__The request__:
Pull every line holding the string "process" from the records below.

__Data for this task__:
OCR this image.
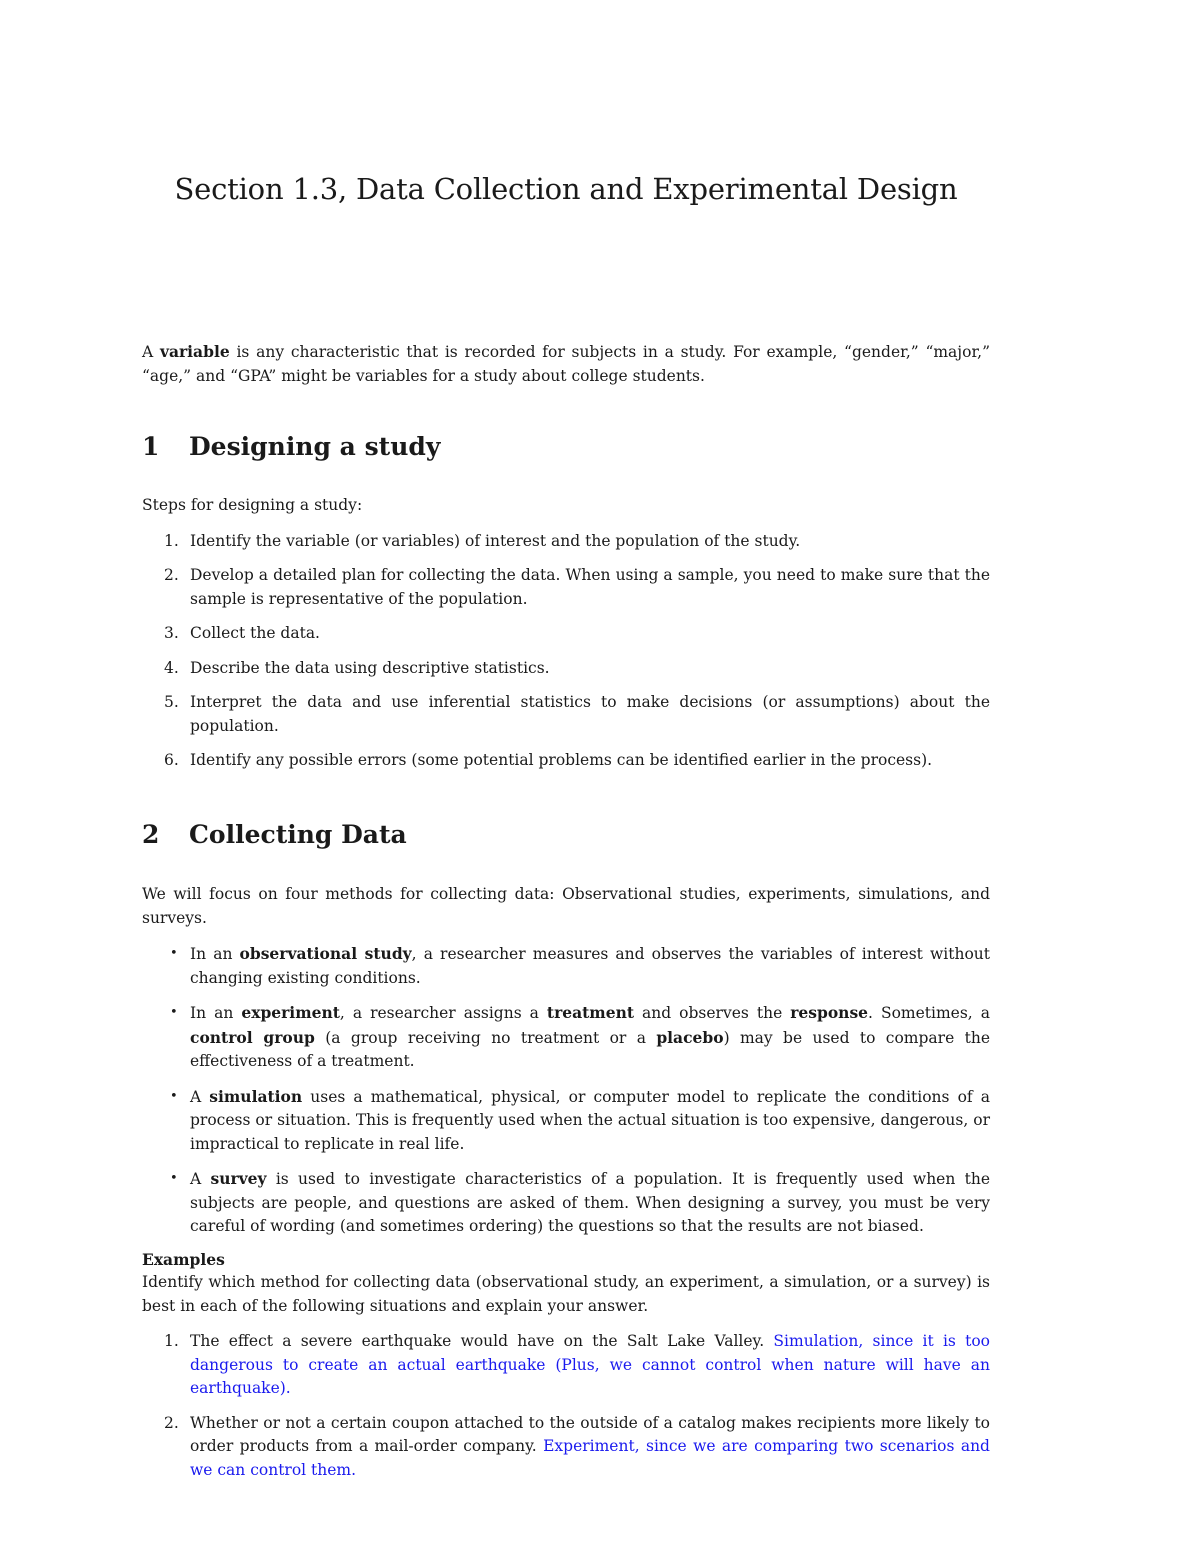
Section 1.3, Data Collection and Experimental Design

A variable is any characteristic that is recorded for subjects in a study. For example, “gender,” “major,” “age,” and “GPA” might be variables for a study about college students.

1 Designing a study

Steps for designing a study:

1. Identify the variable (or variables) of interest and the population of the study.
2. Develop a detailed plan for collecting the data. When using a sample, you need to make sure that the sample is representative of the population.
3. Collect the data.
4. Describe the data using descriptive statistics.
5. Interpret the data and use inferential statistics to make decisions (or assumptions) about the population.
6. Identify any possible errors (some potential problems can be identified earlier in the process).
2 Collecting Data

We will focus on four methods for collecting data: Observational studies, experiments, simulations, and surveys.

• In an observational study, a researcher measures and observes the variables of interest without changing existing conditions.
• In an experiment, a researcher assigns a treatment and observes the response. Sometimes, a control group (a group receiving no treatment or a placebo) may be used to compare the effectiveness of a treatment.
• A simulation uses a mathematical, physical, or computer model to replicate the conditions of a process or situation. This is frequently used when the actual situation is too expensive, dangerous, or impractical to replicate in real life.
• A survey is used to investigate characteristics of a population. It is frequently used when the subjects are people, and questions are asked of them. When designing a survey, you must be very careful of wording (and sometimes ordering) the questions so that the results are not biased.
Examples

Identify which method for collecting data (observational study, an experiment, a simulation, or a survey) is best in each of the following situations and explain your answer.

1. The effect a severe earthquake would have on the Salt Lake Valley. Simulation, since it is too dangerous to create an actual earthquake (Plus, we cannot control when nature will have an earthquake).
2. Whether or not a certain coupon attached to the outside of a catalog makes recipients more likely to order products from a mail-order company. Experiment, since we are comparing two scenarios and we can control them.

* * *

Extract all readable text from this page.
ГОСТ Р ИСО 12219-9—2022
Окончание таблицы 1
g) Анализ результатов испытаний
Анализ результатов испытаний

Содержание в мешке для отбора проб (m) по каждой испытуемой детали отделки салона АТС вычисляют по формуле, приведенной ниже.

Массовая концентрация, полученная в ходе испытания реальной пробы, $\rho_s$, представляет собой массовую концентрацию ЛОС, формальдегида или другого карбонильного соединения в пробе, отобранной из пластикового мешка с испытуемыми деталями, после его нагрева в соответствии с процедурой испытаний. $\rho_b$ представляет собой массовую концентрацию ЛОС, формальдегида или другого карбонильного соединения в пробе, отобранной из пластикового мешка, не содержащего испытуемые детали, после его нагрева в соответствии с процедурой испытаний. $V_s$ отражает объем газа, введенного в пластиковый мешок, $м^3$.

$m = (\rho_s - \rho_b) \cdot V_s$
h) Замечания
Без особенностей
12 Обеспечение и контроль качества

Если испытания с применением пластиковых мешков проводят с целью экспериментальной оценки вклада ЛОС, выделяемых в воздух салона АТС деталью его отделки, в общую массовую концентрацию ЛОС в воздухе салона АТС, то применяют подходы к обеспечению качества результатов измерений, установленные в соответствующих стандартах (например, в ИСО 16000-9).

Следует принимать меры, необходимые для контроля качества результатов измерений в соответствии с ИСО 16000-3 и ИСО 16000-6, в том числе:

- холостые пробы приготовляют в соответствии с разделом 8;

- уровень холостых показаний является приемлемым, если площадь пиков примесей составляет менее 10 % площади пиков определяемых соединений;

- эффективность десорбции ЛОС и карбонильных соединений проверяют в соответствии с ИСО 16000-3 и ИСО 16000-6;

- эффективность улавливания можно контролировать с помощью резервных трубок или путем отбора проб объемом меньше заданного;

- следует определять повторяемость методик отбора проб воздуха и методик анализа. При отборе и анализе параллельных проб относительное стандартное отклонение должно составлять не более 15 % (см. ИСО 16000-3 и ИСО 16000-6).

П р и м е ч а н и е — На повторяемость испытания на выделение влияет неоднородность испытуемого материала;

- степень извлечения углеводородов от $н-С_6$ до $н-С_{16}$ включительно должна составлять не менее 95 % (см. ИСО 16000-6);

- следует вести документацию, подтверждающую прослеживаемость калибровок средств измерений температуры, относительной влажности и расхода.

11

...

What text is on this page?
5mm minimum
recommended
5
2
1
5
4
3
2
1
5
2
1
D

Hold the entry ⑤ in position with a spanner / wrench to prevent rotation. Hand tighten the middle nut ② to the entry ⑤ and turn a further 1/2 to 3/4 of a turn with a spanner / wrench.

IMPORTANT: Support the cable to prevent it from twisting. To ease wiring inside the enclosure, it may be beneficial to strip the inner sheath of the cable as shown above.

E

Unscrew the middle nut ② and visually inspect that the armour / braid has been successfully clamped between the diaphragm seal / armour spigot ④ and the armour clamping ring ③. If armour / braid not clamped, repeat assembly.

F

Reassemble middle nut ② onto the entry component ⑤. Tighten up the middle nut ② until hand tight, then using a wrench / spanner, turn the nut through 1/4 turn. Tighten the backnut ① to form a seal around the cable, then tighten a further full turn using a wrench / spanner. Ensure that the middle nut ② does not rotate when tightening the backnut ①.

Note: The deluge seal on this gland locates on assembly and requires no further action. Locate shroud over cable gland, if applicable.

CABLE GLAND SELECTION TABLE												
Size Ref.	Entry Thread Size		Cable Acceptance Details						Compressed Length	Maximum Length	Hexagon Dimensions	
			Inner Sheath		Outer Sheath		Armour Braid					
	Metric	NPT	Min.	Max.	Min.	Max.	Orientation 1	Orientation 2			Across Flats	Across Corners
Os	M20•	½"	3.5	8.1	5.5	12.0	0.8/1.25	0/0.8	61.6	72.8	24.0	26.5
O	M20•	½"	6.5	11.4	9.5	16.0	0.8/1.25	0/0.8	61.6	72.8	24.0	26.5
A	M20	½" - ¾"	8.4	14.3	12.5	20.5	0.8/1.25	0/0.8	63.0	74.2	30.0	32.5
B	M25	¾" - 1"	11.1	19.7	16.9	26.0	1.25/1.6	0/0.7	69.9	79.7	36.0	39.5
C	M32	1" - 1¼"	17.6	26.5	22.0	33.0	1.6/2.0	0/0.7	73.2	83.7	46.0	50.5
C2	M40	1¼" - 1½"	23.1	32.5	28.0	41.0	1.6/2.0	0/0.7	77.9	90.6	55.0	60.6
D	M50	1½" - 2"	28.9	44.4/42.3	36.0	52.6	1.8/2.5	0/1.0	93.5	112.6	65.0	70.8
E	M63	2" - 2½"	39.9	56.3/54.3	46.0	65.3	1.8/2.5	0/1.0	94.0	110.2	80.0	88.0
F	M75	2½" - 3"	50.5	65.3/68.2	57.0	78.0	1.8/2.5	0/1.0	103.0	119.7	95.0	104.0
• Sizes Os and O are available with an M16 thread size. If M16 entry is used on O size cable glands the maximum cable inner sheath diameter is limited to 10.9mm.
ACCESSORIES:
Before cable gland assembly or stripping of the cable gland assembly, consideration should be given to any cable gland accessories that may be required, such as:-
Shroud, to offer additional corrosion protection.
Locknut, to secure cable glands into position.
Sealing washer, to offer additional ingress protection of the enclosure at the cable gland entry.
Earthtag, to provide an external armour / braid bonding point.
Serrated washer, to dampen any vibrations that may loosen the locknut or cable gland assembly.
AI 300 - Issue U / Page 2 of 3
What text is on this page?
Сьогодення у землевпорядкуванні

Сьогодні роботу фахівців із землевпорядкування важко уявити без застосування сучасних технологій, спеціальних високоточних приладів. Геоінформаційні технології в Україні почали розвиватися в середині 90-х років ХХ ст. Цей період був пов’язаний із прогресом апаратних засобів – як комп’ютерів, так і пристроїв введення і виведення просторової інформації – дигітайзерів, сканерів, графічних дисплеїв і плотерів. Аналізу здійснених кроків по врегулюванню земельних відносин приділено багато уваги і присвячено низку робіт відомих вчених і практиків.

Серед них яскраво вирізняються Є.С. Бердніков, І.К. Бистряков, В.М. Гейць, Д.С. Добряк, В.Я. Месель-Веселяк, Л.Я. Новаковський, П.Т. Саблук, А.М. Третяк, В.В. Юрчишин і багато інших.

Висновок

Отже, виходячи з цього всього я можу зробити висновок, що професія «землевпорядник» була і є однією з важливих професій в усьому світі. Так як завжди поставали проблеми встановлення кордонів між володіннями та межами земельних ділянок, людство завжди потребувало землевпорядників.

__Completed task__:
6. Identify any possible errors (some potential problems can be identified earlier in the process).
• A simulation uses a mathematical, physical, or computer model to replicate the conditions of a process or situation. This is frequently used when the actual situation is too expensive, dangerous, or impractical to replicate in real life.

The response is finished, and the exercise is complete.